▶ **Work required**
Repeat each record exactly. Any picture gets left out.

** START OF Task data **

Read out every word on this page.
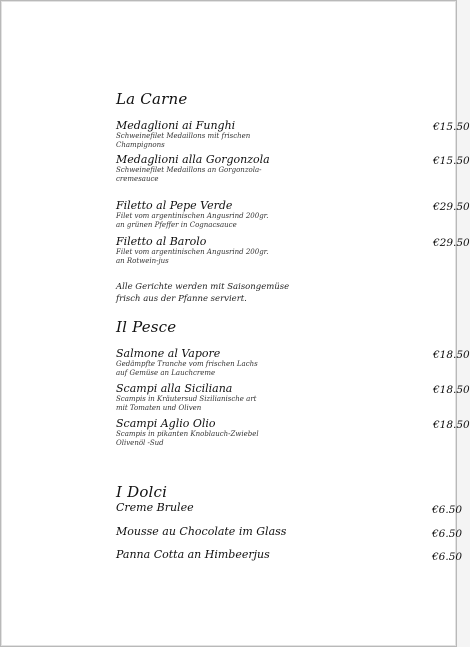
La Carne
Medaglioni ai Funghi
Schweinefilet Medaillons mit frischen
Champignons
€15.50
Medaglioni alla Gorgonzola
Schweinefilet Medaillons an Gorgonzola-
cremesauce
€15.50
Filetto al Pepe Verde
Filet vom argentinischen Angusrind 200gr.
an grünen Pfeffer in Cognacsauce
€29.50
Filetto al Barolo
Filet vom argentinischen Angusrind 200gr.
an Rotwein-jus
€29.50
Alle Gerichte werden mit Saisongemüse
frisch aus der Pfanne serviert.
Il Pesce
Salmone al Vapore
Gedämpfte Tranche vom frischen Lachs
auf Gemüse an Lauchcreme
€18.50
Scampi alla Siciliana
Scampis in Kräutersud Sizilianische art
mit Tomaten und Oliven
€18.50
Scampi Aglio Olio
Scampis in pikanten Knoblauch-Zwiebel
Olivenöl -Sud
€18.50
I Dolci
Creme Brulee	€6.50
Mousse au Chocolate im Glass	€6.50
Panna Cotta an Himbeerjus	€6.50
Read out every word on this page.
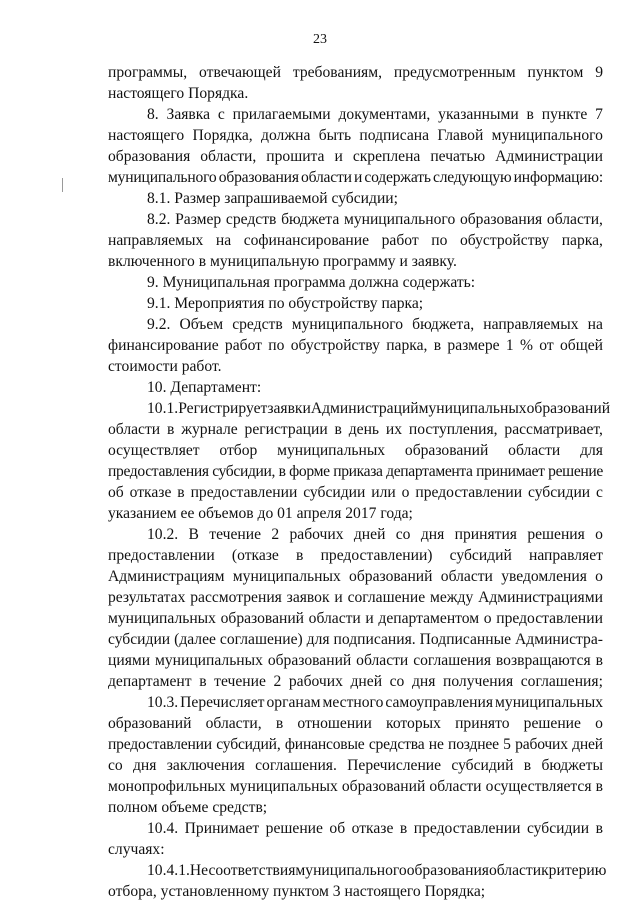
23
программы, отвечающей требованиям, предусмотренным пунктом 9
настоящего Порядка.
8. Заявка с прилагаемыми документами, указанными в пункте 7
настоящего Порядка, должна быть подписана Главой муниципального
образования области, прошита и скреплена печатью Администрации
муниципального образования области и содержать следующую информацию:
8.1. Размер запрашиваемой субсидии;
8.2. Размер средств бюджета муниципального образования области,
направляемых на софинансирование работ по обустройству парка,
включенного в муниципальную программу и заявку.
9. Муниципальная программа должна содержать:
9.1. Мероприятия по обустройству парка;
9.2. Объем средств муниципального бюджета, направляемых на
финансирование работ по обустройству парка, в размере 1 % от общей
стоимости работ.
10. Департамент:
10.1. Регистрирует заявки Администраций муниципальных образований
области в журнале регистрации в день их поступления, рассматривает,
осуществляет отбор муниципальных образований области для
предоставления субсидии, в форме приказа департамента принимает решение
об отказе в предоставлении субсидии или о предоставлении субсидии с
указанием ее объемов до 01 апреля 2017 года;
10.2. В течение 2 рабочих дней со дня принятия решения о
предоставлении (отказе в предоставлении) субсидий направляет
Администрациям муниципальных образований области уведомления о
результатах рассмотрения заявок и соглашение между Администрациями
муниципальных образований области и департаментом о предоставлении
субсидии (далее соглашение) для подписания. Подписанные Администра-
циями муниципальных образований области соглашения возвращаются в
департамент в течение 2 рабочих дней со дня получения соглашения;
10.3. Перечисляет органам местного самоуправления муниципальных
образований области, в отношении которых принято решение о
предоставлении субсидий, финансовые средства не позднее 5 рабочих дней
со дня заключения соглашения. Перечисление субсидий в бюджеты
монопрофильных муниципальных образований области осуществляется в
полном объеме средств;
10.4. Принимает решение об отказе в предоставлении субсидии в
случаях:
10.4.1. Несоответствия муниципального образования области критерию
отбора, установленному пунктом 3 настоящего Порядка;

** END OF Task data **

▶ **Written answer**
Read out every word on this page.
La Carne
Medaglioni ai Funghi
Schweinefilet Medaillons mit frischen
Champignons
€15.50
Medaglioni alla Gorgonzola
Schweinefilet Medaillons an Gorgonzola-
cremesauce
€15.50
Filetto al Pepe Verde
Filet vom argentinischen Angusrind 200gr.
an grünen Pfeffer in Cognacsauce
€29.50
Filetto al Barolo
Filet vom argentinischen Angusrind 200gr.
an Rotwein-jus
€29.50
Alle Gerichte werden mit Saisongemüse
frisch aus der Pfanne serviert.
Il Pesce
Salmone al Vapore
Gedämpfte Tranche vom frischen Lachs
auf Gemüse an Lauchcreme
€18.50
Scampi alla Siciliana
Scampis in Kräutersud Sizilianische art
mit Tomaten und Oliven
€18.50
Scampi Aglio Olio
Scampis in pikanten Knoblauch-Zwiebel
Olivenöl -Sud
€18.50
I Dolci
Creme Brulee	€6.50
Mousse au Chocolate im Glass	€6.50
Panna Cotta an Himbeerjus	€6.50
Read out every word on this page.
23
программы, отвечающей требованиям, предусмотренным пунктом 9
настоящего Порядка.
8. Заявка с прилагаемыми документами, указанными в пункте 7
настоящего Порядка, должна быть подписана Главой муниципального
образования области, прошита и скреплена печатью Администрации
муниципального образования области и содержать следующую информацию:
8.1. Размер запрашиваемой субсидии;
8.2. Размер средств бюджета муниципального образования области,
направляемых на софинансирование работ по обустройству парка,
включенного в муниципальную программу и заявку.
9. Муниципальная программа должна содержать:
9.1. Мероприятия по обустройству парка;
9.2. Объем средств муниципального бюджета, направляемых на
финансирование работ по обустройству парка, в размере 1 % от общей
стоимости работ.
10. Департамент:
10.1. Регистрирует заявки Администраций муниципальных образований
области в журнале регистрации в день их поступления, рассматривает,
осуществляет отбор муниципальных образований области для
предоставления субсидии, в форме приказа департамента принимает решение
об отказе в предоставлении субсидии или о предоставлении субсидии с
указанием ее объемов до 01 апреля 2017 года;
10.2. В течение 2 рабочих дней со дня принятия решения о
предоставлении (отказе в предоставлении) субсидий направляет
Администрациям муниципальных образований области уведомления о
результатах рассмотрения заявок и соглашение между Администрациями
муниципальных образований области и департаментом о предоставлении
субсидии (далее соглашение) для подписания. Подписанные Администра-
циями муниципальных образований области соглашения возвращаются в
департамент в течение 2 рабочих дней со дня получения соглашения;
10.3. Перечисляет органам местного самоуправления муниципальных
образований области, в отношении которых принято решение о
предоставлении субсидий, финансовые средства не позднее 5 рабочих дней
со дня заключения соглашения. Перечисление субсидий в бюджеты
монопрофильных муниципальных образований области осуществляется в
полном объеме средств;
10.4. Принимает решение об отказе в предоставлении субсидии в
случаях:
10.4.1. Несоответствия муниципального образования области критерию
отбора, установленному пунктом 3 настоящего Порядка;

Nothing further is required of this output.